
  5. The Intel 8087 was the floating point co-processor for the 8086. The 8087 required a lot of microcode, more than could fit in a standard ROM on the die. To get the microcode to fit, Intel created a special ROM that stored two bits per transistor (instead of one) by using four different sizes of transistors to generate four different voltages. Analog circuitry converted each voltage level into two bits. This complex technique doubled the density (at least in theory), allowing the microcode to fit on the chip. I wrote about the 8087's non-binary ROM here

  6. The ALU operations that are grouped together are add, add with carry, subtract, subtract with borrow, logical AND, logical XOR, logical OR, and compare. The compare operation may seem out of place in this list, but it is implemented as a subtract operation that updates the condition flags without changing the value. Operations such as increment, decrement, negation, and logical NOT may seem like they should be included, but since they operate on a single argument instead of two, they are implemented differently at the microcode level. Increment and decrement are combined in the microcode, however. Negation and logical NOT could be combined except that negation affects the condition code flags, while NOT doesn't, so they need separate microcode. (This illustrates how subtle features of the instruction set can have more impact than you might expect.) Since the ALU doesn't have hardware multiplication and division, the multiplication and division operations are implemented separately in microcode with loops.

Task objective – According to the text on 8086-era microcode, how is the compare operation implemented?

(Extracted records)
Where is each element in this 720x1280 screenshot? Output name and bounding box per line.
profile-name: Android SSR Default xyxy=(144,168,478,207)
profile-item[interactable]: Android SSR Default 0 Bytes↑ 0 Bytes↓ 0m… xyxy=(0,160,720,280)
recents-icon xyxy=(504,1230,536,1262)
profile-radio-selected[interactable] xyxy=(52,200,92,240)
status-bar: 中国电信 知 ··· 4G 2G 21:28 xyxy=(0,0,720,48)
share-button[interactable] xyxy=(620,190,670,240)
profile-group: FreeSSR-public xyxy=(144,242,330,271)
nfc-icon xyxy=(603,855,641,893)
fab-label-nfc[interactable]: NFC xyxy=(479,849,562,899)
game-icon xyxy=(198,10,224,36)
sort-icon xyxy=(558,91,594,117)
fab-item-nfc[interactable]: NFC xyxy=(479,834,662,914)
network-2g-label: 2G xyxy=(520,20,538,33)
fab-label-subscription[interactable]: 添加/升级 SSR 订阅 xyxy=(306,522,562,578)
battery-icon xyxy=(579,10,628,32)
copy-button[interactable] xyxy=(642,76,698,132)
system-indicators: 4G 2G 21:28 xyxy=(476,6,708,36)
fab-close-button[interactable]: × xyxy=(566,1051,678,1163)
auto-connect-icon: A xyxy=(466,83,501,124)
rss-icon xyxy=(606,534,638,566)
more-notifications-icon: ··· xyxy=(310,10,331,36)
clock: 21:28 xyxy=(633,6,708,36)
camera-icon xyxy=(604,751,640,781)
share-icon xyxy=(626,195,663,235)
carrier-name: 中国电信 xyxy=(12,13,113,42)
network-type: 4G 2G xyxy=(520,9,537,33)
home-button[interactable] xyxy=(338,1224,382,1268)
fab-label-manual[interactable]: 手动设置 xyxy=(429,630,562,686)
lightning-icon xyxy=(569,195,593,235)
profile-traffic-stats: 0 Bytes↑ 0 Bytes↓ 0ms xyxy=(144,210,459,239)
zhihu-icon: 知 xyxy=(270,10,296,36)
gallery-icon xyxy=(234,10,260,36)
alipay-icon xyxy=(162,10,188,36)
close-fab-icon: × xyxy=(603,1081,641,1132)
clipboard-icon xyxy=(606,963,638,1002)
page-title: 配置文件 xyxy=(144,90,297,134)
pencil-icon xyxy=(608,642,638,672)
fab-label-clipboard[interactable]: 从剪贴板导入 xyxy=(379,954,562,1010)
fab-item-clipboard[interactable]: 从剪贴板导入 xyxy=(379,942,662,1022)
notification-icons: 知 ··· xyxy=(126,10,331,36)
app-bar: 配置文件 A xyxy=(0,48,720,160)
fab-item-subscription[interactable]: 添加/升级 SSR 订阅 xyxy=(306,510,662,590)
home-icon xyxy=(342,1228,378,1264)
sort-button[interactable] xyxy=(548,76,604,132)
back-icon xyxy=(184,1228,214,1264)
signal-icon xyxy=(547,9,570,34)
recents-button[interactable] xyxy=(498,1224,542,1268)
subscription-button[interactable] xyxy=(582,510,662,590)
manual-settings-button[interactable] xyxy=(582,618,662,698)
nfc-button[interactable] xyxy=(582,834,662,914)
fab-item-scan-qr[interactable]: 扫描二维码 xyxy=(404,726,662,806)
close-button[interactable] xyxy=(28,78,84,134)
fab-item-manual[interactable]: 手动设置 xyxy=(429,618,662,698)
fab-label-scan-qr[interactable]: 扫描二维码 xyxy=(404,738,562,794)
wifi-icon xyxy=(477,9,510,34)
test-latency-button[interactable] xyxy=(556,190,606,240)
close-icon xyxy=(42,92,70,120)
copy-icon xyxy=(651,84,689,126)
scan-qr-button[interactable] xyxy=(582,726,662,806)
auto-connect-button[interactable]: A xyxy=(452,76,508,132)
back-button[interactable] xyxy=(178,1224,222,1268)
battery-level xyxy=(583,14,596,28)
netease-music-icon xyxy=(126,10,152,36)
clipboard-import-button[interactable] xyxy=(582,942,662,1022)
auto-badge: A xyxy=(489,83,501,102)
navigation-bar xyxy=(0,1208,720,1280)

Written response – It is implemented as a subtract operation that updates the condition flags without changing the value.